THE DATA:
┌──

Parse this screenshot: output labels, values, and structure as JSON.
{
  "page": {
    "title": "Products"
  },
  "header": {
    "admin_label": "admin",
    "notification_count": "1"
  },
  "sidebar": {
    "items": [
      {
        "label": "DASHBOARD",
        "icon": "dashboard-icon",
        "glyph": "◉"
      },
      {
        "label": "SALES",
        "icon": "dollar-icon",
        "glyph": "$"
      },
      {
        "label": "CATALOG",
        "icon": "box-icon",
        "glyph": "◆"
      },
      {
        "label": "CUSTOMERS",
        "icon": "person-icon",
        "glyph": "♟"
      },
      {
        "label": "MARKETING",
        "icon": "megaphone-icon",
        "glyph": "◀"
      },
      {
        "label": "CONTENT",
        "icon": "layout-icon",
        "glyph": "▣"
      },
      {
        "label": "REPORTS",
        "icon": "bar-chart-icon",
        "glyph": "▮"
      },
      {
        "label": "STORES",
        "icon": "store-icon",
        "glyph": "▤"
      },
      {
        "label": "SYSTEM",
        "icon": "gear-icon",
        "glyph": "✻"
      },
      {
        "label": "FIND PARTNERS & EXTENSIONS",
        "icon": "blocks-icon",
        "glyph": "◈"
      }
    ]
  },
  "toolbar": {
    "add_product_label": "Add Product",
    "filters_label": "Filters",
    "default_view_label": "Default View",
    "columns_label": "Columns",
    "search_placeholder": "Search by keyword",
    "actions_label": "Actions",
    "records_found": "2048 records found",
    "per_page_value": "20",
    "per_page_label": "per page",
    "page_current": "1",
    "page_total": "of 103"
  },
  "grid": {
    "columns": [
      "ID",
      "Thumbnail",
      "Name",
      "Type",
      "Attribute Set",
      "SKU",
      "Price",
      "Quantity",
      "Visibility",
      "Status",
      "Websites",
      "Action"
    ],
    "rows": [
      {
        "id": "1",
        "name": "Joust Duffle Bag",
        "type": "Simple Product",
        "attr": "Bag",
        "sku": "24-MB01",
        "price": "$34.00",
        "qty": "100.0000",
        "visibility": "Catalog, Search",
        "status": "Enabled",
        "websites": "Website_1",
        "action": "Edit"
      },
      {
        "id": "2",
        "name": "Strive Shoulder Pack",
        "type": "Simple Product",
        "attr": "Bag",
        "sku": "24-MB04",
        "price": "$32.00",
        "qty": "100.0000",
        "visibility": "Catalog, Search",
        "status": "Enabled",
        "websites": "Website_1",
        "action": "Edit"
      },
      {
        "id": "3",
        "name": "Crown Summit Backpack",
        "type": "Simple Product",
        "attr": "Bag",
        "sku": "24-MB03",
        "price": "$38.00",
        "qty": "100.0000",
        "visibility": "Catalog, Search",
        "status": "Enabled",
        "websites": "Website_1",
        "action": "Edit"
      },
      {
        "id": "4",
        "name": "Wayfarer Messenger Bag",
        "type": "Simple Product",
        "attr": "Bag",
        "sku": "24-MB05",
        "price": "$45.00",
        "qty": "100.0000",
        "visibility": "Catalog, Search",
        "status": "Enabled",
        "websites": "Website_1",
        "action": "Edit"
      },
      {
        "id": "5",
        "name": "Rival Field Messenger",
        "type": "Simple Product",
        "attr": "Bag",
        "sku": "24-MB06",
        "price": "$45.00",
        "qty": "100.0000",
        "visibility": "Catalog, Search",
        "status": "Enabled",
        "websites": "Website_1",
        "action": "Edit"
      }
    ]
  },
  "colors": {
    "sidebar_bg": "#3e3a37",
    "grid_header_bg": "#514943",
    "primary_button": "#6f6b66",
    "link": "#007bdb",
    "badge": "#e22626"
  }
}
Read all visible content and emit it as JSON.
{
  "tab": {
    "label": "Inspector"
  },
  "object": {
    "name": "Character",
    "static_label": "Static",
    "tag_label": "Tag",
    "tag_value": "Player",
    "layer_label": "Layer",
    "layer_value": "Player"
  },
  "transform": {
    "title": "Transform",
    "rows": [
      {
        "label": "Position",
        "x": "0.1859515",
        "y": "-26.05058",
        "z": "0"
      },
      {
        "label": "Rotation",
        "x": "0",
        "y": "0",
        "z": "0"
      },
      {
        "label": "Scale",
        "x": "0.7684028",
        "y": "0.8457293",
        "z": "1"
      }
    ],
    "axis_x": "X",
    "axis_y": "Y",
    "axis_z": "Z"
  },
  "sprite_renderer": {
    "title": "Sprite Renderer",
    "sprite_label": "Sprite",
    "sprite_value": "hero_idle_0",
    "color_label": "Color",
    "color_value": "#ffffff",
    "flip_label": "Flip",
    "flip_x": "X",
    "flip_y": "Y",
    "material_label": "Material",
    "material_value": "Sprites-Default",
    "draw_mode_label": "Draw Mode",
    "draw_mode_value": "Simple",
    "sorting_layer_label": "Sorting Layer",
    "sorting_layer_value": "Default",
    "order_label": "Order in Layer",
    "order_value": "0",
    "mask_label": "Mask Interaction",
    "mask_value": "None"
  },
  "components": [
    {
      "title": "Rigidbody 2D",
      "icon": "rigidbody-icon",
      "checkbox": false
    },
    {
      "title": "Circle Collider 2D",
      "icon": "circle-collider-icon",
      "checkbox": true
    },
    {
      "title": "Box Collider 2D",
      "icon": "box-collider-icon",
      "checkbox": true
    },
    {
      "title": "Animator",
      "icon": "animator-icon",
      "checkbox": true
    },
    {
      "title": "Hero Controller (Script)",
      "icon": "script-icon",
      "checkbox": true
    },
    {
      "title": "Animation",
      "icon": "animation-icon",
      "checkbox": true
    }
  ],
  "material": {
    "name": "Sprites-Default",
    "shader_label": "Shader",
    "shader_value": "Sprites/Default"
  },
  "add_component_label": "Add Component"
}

└──

DO THIS: Only a number is wanted: how many lines of the material above hold "Sprites"?

TASK OUTPUT: 3